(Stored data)
# # # # # # #

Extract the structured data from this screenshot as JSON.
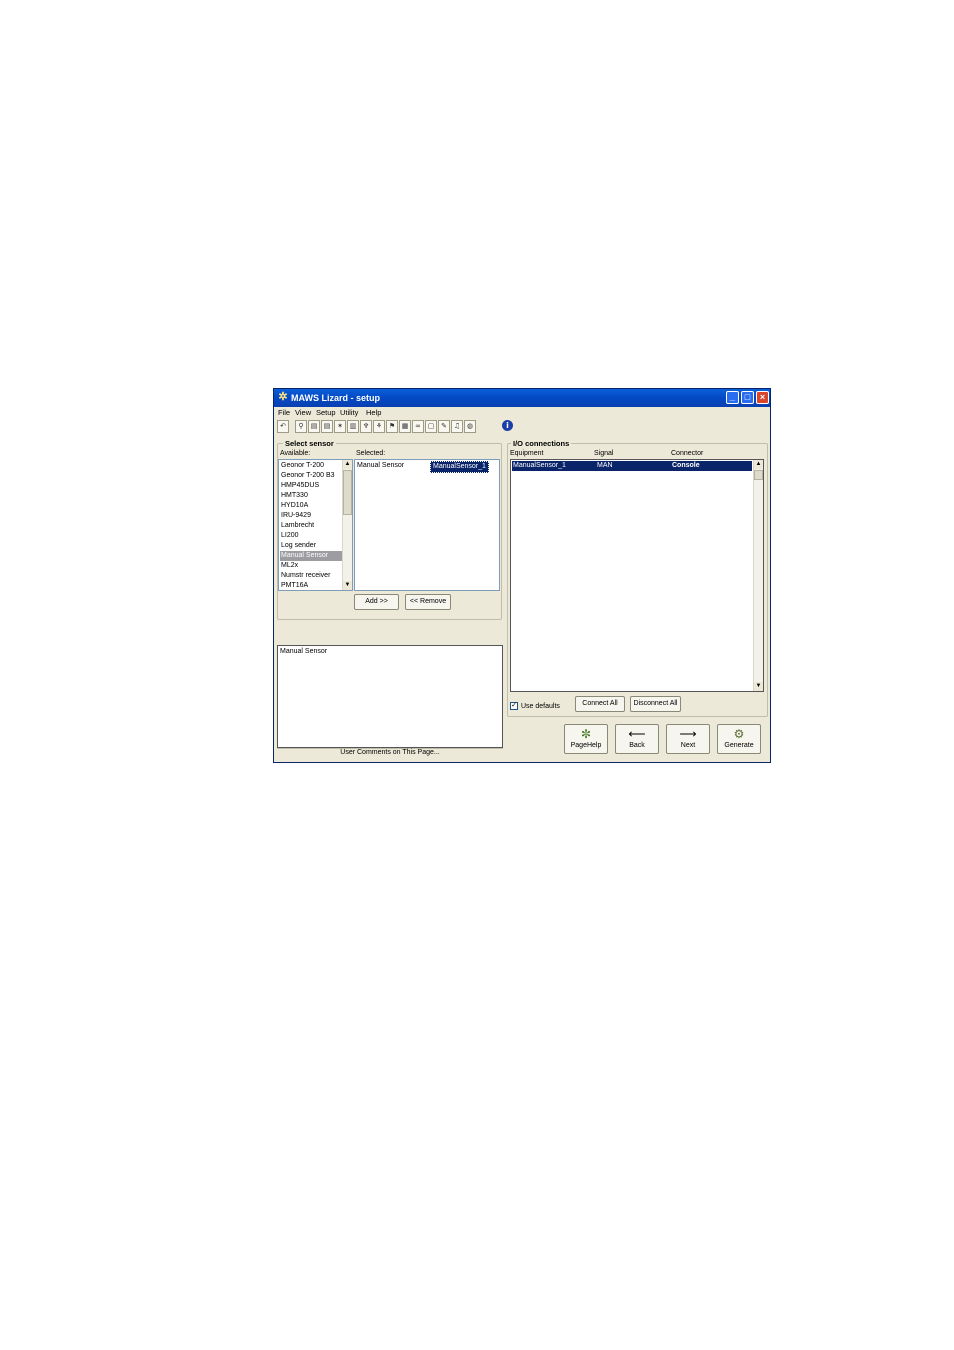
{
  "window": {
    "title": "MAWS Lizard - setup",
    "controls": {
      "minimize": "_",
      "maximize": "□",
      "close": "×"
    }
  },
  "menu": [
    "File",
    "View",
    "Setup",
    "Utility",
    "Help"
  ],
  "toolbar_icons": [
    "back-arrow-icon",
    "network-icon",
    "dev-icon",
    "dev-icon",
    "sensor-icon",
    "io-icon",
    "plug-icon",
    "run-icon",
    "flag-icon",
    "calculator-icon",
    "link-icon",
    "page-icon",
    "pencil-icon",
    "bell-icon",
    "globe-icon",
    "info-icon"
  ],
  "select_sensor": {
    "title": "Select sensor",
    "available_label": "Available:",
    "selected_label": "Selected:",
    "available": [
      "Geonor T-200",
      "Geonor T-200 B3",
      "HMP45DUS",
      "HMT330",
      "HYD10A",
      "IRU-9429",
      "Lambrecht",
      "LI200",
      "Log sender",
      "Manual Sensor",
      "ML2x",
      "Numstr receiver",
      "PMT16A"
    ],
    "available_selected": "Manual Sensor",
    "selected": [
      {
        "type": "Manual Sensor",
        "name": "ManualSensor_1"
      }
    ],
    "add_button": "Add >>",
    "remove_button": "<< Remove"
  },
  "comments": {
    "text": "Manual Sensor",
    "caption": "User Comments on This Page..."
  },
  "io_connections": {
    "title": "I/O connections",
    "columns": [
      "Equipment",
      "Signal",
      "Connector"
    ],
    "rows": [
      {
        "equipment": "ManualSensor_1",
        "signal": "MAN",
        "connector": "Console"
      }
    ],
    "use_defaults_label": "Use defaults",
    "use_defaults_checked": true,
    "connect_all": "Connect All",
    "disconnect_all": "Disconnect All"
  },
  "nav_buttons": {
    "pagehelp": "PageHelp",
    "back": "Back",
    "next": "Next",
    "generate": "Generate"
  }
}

# # # # # # #

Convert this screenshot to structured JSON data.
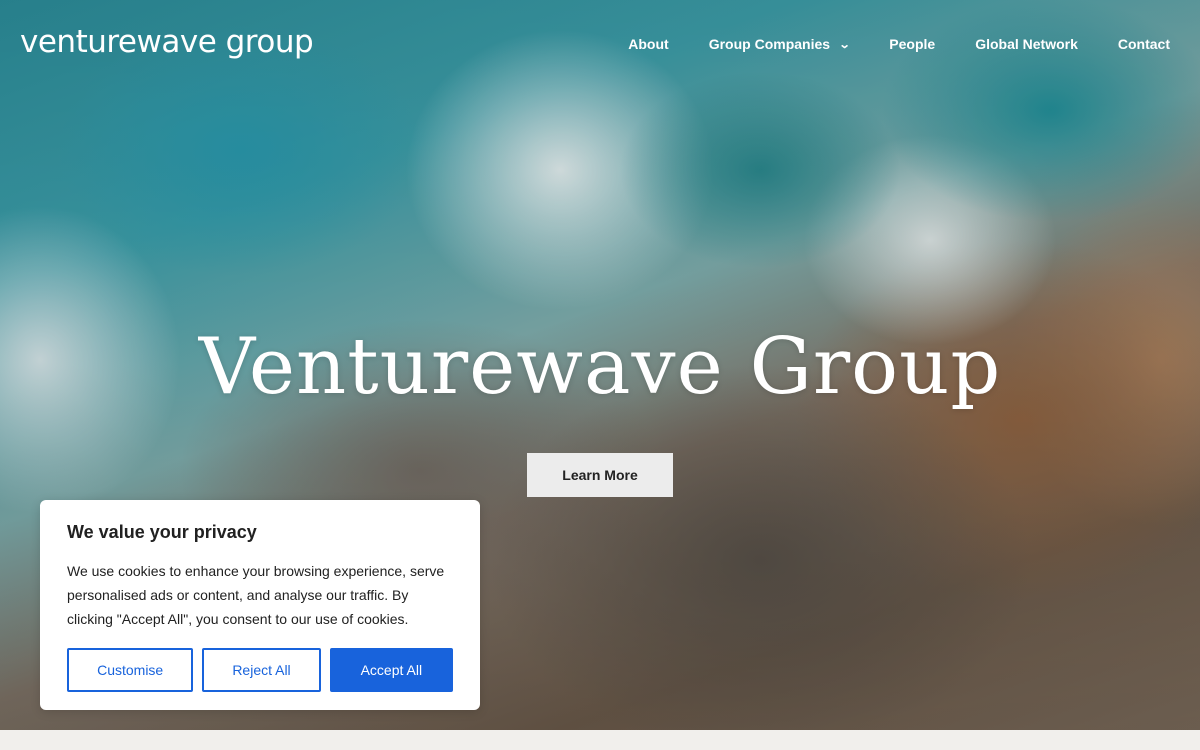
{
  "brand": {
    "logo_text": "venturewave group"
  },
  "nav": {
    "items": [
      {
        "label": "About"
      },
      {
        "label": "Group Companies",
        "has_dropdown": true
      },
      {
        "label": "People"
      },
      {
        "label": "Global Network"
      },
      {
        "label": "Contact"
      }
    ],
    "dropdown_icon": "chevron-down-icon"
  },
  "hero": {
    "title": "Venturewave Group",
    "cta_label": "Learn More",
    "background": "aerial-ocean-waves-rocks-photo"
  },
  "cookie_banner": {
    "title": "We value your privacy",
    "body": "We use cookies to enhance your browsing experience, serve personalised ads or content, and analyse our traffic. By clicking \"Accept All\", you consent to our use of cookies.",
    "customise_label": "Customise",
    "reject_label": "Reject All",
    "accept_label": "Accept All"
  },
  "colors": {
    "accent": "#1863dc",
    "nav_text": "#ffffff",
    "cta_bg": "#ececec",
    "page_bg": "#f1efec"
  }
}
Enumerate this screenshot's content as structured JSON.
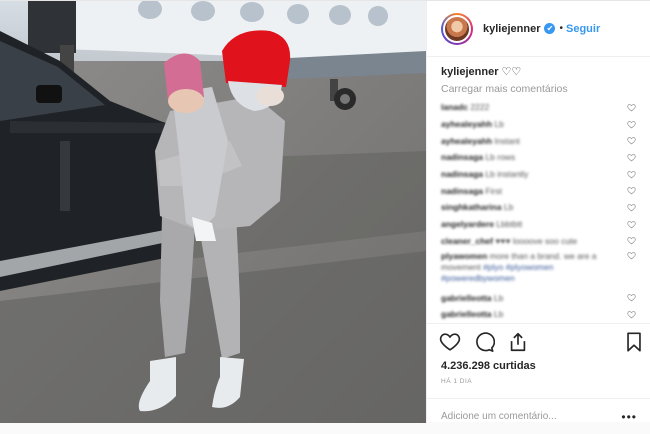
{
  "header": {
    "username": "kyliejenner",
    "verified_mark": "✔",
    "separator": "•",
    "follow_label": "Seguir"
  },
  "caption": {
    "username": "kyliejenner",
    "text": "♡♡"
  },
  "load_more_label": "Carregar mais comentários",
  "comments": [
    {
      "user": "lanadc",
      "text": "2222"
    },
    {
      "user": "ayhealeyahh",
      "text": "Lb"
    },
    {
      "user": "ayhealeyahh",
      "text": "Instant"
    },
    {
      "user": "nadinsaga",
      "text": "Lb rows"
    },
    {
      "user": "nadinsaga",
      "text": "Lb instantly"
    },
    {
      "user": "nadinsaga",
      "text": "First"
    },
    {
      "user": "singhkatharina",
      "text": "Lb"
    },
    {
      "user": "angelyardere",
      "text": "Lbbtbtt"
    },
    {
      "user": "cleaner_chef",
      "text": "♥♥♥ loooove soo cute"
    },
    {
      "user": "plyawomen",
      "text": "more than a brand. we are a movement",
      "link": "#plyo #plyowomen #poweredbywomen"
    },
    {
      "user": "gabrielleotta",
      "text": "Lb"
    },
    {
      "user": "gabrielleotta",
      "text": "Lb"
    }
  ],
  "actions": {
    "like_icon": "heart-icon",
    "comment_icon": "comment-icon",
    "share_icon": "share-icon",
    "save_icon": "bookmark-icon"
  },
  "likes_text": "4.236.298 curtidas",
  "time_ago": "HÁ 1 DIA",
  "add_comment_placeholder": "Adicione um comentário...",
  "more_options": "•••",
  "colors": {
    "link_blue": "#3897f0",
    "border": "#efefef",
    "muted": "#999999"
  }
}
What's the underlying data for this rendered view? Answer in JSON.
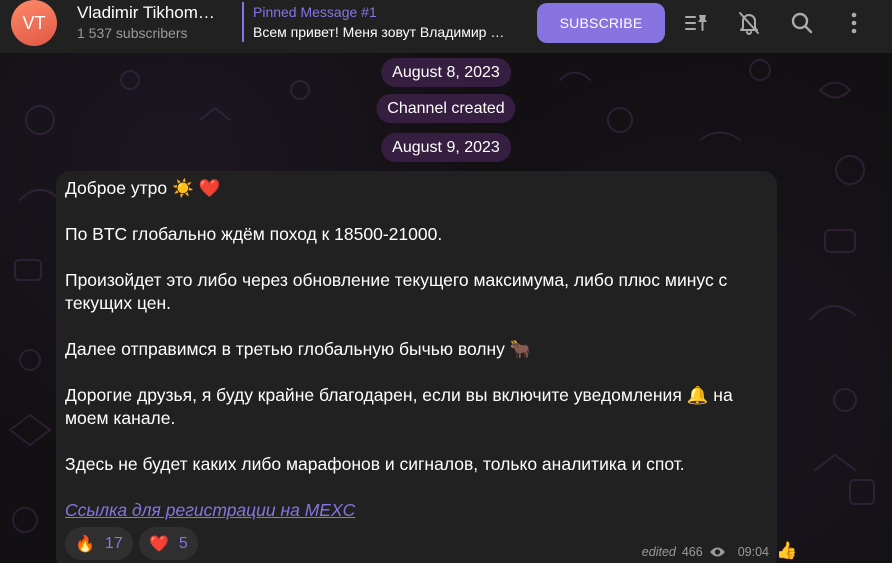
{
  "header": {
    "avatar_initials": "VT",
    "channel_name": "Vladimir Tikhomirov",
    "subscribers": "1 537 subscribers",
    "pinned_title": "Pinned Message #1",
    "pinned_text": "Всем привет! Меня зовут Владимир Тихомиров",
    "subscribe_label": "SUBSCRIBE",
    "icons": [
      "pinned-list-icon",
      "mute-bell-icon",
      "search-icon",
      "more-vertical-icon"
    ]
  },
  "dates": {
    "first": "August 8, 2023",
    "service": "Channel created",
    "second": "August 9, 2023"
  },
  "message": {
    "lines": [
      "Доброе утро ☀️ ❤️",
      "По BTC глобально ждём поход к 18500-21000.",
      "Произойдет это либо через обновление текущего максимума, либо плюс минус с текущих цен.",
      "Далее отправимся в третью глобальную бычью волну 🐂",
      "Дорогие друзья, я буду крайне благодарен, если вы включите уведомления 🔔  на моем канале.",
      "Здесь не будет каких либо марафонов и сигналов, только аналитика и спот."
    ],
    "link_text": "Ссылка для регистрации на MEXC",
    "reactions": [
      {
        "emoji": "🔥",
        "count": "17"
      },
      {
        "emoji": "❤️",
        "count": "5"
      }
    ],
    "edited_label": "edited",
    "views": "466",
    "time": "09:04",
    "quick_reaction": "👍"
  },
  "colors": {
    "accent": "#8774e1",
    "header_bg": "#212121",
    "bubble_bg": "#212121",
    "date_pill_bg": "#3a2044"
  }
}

# # # # # # #

WHAT YOU SHOULD DO: Show the lines of the records that include the string "content".

RESULT:
    "body": "We use cookies to enhance your browsing experience, serve personalised ads or content, and analyse our traffic. By clicking \"Accept All\", you consent to our use of cookies.",
Enumerate this screenshot's content as structured JSON.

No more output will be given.